:: STATED PROBLEM ::
Restate each entry word for word, leaving nothing out.

(Data excerpts)

------------------------------------

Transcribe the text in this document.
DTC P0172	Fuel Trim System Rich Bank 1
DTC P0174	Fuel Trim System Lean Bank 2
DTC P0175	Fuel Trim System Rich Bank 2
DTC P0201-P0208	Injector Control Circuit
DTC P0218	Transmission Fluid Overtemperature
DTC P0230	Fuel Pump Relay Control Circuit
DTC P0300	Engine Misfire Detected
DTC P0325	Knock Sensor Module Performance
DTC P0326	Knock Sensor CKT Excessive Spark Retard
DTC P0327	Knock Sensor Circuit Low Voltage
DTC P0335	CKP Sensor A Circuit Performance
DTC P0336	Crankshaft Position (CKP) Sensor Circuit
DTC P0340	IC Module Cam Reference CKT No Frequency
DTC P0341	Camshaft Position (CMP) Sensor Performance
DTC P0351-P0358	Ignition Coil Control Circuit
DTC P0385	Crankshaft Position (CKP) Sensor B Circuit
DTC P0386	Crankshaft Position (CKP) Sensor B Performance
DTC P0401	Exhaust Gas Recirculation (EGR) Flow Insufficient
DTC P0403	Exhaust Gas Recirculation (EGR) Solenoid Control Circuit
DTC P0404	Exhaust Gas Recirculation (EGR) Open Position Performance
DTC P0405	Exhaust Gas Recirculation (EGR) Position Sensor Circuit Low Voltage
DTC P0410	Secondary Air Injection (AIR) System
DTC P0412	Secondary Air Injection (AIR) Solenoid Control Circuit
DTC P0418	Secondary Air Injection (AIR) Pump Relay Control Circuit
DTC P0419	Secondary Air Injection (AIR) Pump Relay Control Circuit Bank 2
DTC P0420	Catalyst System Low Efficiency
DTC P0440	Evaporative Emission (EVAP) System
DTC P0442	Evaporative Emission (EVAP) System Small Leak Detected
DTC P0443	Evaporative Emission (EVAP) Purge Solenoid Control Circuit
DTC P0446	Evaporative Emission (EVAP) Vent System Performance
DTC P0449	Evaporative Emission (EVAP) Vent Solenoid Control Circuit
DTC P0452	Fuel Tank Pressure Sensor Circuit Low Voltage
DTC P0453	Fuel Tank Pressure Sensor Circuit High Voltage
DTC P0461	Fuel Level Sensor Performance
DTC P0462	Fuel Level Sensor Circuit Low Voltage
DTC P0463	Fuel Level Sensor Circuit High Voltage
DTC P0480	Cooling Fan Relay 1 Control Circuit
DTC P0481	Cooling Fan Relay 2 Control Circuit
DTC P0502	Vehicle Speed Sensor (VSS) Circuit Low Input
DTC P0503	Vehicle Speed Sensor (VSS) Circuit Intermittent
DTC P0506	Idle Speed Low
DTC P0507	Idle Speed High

------------------------------------

:: ANSWER TO THE EXERCISE ::
Transcribe the text in this document.
DTC P0172	Fuel Trim System Rich Bank 1
DTC P0174	Fuel Trim System Lean Bank 2
DTC P0175	Fuel Trim System Rich Bank 2
DTC P0201-P0208	Injector Control Circuit
DTC P0218	Transmission Fluid Overtemperature
DTC P0230	Fuel Pump Relay Control Circuit
DTC P0300	Engine Misfire Detected
DTC P0325	Knock Sensor Module Performance
DTC P0326	Knock Sensor CKT Excessive Spark Retard
DTC P0327	Knock Sensor Circuit Low Voltage
DTC P0335	CKP Sensor A Circuit Performance
DTC P0336	Crankshaft Position (CKP) Sensor Circuit
DTC P0340	IC Module Cam Reference CKT No Frequency
DTC P0341	Camshaft Position (CMP) Sensor Performance
DTC P0351-P0358	Ignition Coil Control Circuit
DTC P0385	Crankshaft Position (CKP) Sensor B Circuit
DTC P0386	Crankshaft Position (CKP) Sensor B Performance
DTC P0401	Exhaust Gas Recirculation (EGR) Flow Insufficient
DTC P0403	Exhaust Gas Recirculation (EGR) Solenoid Control Circuit
DTC P0404	Exhaust Gas Recirculation (EGR) Open Position Performance
DTC P0405	Exhaust Gas Recirculation (EGR) Position Sensor Circuit Low Voltage
DTC P0410	Secondary Air Injection (AIR) System
DTC P0412	Secondary Air Injection (AIR) Solenoid Control Circuit
DTC P0418	Secondary Air Injection (AIR) Pump Relay Control Circuit
DTC P0419	Secondary Air Injection (AIR) Pump Relay Control Circuit Bank 2
DTC P0420	Catalyst System Low Efficiency
DTC P0440	Evaporative Emission (EVAP) System
DTC P0442	Evaporative Emission (EVAP) System Small Leak Detected
DTC P0443	Evaporative Emission (EVAP) Purge Solenoid Control Circuit
DTC P0446	Evaporative Emission (EVAP) Vent System Performance
DTC P0449	Evaporative Emission (EVAP) Vent Solenoid Control Circuit
DTC P0452	Fuel Tank Pressure Sensor Circuit Low Voltage
DTC P0453	Fuel Tank Pressure Sensor Circuit High Voltage
DTC P0461	Fuel Level Sensor Performance
DTC P0462	Fuel Level Sensor Circuit Low Voltage
DTC P0463	Fuel Level Sensor Circuit High Voltage
DTC P0480	Cooling Fan Relay 1 Control Circuit
DTC P0481	Cooling Fan Relay 2 Control Circuit
DTC P0502	Vehicle Speed Sensor (VSS) Circuit Low Input
DTC P0503	Vehicle Speed Sensor (VSS) Circuit Intermittent
DTC P0506	Idle Speed Low
DTC P0507	Idle Speed High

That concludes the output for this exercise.